Within the data that follows, how many lines carry the string "this"? Give the number alone.

[START OF Provided records]

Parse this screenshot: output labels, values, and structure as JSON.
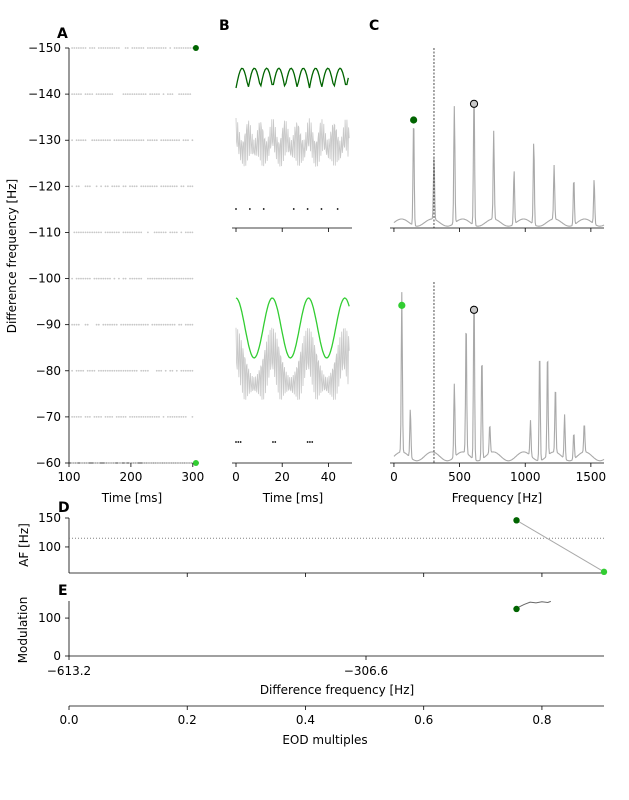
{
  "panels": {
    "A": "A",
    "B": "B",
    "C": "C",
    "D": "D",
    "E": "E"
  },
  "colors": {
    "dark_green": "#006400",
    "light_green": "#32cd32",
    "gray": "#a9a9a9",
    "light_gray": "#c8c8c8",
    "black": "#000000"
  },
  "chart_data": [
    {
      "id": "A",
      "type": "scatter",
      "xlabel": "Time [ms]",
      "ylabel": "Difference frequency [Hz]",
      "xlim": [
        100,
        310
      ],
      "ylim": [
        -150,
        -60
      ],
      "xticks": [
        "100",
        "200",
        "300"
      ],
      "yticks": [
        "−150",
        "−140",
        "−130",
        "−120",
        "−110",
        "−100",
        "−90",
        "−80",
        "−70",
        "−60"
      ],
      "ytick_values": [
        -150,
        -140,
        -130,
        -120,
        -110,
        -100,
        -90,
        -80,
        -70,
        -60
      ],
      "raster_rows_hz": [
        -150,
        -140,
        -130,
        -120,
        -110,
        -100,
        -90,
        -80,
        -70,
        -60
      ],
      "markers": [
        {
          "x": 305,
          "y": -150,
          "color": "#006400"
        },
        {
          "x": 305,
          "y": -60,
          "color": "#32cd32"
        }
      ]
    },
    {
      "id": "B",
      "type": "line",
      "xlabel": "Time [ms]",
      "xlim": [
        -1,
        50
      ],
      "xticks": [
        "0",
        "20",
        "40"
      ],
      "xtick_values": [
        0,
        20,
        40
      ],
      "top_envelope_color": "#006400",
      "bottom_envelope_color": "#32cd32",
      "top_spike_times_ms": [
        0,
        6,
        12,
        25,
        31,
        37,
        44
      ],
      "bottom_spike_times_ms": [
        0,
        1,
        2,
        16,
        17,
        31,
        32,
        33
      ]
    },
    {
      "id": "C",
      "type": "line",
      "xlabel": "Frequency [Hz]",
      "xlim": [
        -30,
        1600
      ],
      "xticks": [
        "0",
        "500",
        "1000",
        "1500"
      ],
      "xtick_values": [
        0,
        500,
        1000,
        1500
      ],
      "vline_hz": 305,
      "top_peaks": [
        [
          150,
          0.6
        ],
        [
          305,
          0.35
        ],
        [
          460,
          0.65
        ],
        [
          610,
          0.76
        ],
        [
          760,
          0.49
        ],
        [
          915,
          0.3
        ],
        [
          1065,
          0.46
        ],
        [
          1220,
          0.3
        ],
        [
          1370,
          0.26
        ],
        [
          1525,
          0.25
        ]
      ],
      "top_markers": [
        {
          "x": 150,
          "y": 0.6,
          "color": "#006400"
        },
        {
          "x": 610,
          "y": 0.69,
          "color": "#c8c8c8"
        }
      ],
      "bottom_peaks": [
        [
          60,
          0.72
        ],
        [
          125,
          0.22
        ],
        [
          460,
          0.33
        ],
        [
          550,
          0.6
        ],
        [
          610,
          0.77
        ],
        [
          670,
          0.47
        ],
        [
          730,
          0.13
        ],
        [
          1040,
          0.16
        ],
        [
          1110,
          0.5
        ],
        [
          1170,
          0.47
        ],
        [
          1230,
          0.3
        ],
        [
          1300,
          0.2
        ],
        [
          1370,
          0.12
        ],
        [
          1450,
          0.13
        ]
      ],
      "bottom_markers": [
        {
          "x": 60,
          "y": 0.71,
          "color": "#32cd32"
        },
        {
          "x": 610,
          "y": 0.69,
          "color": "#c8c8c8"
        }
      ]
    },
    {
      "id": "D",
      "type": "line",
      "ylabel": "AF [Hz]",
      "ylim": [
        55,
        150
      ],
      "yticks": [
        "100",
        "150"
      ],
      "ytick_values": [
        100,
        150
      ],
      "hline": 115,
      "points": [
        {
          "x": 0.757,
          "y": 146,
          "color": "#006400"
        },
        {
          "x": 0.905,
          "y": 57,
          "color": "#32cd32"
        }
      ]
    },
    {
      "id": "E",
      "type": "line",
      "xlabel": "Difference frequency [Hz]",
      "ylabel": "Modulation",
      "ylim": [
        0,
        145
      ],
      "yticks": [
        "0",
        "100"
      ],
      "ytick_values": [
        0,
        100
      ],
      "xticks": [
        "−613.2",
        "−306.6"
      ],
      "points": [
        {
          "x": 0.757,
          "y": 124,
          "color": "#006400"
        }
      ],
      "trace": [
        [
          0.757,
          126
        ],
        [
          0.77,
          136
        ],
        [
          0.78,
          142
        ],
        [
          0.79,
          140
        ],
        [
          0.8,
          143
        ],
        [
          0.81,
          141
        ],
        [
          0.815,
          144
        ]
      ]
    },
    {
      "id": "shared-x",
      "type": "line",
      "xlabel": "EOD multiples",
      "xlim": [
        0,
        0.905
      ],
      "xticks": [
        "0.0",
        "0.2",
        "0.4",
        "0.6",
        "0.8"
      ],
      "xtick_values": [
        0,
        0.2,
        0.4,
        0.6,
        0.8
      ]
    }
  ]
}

[END OF Provided records]
[START OF Provided records]

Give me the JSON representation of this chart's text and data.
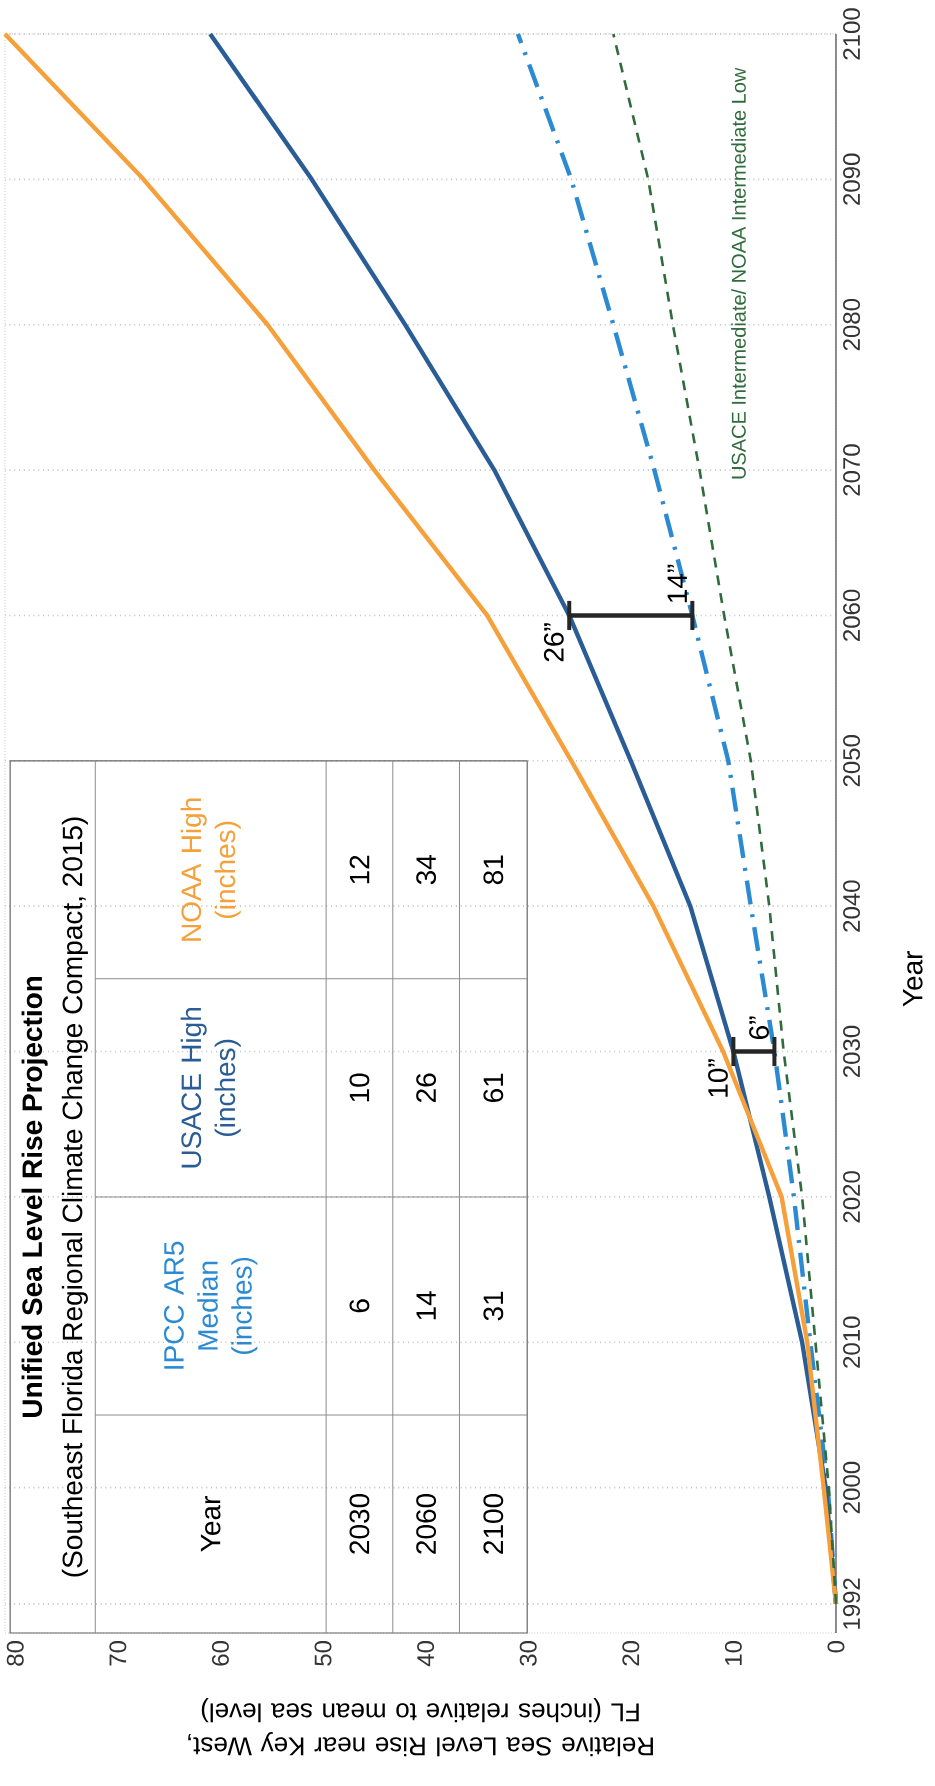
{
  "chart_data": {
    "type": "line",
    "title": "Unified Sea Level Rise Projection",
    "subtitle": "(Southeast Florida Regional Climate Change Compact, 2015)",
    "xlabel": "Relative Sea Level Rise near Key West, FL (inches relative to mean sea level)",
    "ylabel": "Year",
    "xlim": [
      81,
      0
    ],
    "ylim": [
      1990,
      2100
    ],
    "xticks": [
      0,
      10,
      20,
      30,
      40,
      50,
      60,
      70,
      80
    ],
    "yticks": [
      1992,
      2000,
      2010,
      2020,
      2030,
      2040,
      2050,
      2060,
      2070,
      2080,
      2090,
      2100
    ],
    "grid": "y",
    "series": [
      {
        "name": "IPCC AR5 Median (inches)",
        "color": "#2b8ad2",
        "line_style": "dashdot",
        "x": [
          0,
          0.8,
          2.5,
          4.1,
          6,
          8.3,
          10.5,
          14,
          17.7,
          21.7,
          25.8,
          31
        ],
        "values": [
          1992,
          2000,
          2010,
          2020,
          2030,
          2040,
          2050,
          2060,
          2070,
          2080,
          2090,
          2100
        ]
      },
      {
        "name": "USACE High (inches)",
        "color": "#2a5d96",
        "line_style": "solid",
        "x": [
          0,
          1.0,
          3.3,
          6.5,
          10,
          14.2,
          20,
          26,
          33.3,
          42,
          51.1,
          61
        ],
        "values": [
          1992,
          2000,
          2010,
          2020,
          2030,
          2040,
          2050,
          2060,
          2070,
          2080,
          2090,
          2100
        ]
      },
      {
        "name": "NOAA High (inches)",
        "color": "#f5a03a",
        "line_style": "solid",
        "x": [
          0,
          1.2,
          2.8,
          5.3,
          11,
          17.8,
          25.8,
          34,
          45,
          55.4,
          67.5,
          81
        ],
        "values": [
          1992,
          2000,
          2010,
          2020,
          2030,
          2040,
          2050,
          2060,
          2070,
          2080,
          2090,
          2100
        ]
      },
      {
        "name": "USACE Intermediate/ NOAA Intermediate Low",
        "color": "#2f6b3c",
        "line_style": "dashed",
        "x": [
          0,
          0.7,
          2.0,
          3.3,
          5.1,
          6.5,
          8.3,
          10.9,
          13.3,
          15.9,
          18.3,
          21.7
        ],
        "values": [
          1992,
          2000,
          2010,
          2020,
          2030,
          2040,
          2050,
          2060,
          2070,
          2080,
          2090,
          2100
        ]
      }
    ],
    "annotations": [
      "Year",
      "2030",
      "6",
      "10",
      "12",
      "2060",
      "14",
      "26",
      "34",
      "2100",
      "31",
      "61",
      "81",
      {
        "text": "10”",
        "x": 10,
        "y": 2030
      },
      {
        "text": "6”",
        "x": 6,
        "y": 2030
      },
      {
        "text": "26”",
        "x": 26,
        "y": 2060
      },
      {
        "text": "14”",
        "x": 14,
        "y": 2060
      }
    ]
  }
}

[END OF Provided records]

Written solution:
2